Work to be completed →
Copy each line of the entries that contains the word "Current".

[Some records]
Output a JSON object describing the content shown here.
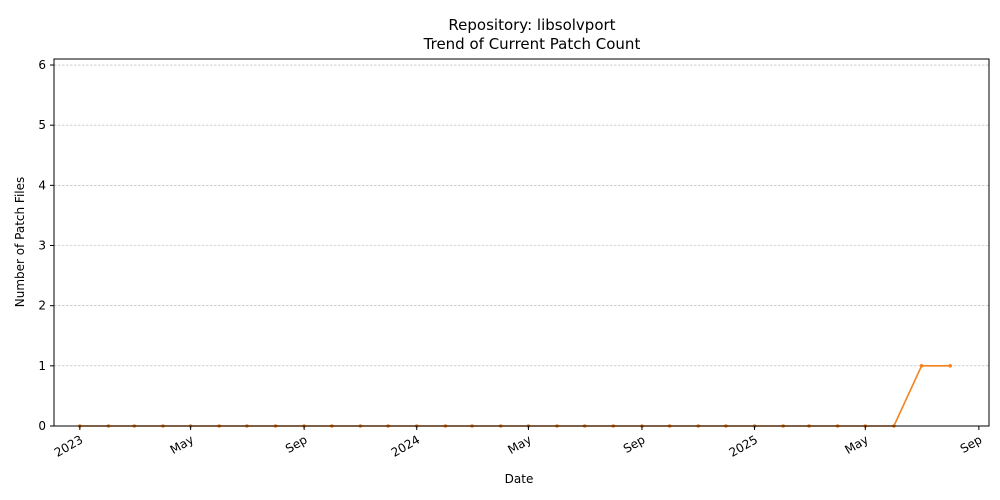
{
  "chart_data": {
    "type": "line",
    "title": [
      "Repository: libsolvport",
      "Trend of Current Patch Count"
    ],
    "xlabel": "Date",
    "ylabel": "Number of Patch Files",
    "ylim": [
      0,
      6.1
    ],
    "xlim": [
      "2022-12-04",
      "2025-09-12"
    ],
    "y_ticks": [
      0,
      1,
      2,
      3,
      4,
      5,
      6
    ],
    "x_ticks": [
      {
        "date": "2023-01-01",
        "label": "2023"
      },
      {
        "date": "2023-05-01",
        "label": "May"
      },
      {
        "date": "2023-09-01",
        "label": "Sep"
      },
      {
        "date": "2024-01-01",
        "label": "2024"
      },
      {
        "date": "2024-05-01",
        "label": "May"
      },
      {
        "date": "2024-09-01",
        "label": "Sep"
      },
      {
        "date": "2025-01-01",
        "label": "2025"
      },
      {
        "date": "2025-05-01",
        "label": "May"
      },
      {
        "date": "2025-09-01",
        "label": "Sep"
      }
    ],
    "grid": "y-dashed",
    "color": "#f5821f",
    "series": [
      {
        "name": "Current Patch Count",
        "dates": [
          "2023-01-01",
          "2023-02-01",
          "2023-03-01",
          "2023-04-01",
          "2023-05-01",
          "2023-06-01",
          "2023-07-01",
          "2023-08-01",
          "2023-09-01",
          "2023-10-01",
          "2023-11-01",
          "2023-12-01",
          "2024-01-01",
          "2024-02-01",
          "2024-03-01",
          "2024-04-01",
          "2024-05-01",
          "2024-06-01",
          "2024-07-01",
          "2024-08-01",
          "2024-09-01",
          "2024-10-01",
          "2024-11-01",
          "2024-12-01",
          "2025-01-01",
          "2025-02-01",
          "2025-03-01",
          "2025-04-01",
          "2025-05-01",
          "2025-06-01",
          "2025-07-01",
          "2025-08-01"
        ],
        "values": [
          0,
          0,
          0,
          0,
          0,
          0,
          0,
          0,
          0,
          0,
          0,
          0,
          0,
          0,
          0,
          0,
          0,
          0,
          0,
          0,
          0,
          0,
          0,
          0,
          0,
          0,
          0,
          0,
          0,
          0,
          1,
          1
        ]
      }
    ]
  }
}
* * *
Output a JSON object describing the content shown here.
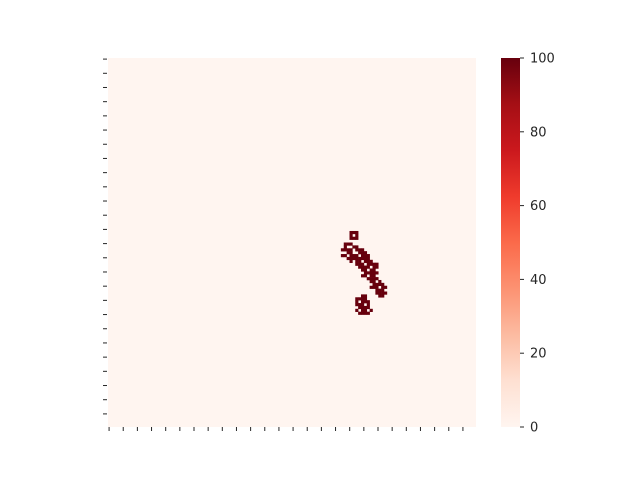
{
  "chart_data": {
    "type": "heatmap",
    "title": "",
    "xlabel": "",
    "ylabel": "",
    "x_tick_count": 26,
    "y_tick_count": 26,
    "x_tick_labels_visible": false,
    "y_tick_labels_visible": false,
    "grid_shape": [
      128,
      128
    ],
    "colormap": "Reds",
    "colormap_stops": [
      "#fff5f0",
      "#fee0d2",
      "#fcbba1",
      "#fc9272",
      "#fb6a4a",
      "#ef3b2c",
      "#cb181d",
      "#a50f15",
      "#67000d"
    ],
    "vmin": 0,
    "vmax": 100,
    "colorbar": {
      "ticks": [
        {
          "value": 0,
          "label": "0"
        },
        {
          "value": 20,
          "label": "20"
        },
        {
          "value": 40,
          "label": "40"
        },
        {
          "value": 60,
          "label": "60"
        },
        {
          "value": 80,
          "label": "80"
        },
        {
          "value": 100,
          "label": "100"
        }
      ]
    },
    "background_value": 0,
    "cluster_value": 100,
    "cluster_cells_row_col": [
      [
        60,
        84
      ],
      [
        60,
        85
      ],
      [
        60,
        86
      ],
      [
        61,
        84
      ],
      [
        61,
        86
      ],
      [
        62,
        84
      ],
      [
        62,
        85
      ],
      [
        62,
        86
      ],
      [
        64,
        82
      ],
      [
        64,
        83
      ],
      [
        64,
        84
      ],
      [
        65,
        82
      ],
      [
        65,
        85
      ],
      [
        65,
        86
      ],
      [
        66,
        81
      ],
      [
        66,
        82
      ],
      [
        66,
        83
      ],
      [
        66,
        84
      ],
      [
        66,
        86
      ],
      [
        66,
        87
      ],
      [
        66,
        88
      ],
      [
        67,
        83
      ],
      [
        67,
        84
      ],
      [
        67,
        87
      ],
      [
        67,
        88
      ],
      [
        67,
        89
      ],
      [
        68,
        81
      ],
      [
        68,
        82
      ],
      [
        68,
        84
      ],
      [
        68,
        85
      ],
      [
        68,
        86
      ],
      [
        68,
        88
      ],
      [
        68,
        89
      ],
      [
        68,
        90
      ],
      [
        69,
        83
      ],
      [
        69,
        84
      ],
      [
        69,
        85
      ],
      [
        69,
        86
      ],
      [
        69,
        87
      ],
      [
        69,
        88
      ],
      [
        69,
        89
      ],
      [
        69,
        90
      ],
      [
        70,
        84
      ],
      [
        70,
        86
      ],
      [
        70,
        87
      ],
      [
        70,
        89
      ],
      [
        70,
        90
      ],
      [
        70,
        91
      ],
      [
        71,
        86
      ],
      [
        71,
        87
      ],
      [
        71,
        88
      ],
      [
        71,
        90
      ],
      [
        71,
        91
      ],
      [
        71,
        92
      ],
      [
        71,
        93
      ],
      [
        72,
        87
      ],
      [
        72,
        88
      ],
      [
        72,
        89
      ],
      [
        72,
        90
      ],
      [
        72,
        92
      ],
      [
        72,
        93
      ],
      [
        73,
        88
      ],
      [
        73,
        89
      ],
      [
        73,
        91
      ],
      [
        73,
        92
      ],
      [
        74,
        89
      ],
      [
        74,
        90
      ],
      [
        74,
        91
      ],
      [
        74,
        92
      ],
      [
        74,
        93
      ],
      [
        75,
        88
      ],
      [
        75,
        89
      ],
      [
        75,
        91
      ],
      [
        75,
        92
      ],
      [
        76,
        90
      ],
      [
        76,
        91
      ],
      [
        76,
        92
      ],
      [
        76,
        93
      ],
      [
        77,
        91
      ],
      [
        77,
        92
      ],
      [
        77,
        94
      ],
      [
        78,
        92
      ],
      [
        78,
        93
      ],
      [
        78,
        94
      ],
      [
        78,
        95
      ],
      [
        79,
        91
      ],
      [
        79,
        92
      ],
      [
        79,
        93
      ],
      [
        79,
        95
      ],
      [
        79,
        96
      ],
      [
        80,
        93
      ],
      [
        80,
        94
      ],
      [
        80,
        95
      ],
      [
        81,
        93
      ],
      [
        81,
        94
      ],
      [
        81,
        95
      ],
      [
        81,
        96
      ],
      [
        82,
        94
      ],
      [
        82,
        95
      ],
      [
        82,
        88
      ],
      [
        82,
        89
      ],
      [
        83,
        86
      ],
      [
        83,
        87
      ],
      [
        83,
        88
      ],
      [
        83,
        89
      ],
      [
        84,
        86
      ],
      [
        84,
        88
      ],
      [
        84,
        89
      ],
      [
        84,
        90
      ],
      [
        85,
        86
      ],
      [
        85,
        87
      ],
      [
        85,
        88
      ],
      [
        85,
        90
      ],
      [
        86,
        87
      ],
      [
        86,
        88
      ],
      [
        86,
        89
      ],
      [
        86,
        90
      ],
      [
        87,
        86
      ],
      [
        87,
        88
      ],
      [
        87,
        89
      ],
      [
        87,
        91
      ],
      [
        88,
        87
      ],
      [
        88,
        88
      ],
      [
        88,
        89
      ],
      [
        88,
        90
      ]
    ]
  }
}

Solution to this problem →
      "Trend of Current Patch Count"
        "name": "Current Patch Count",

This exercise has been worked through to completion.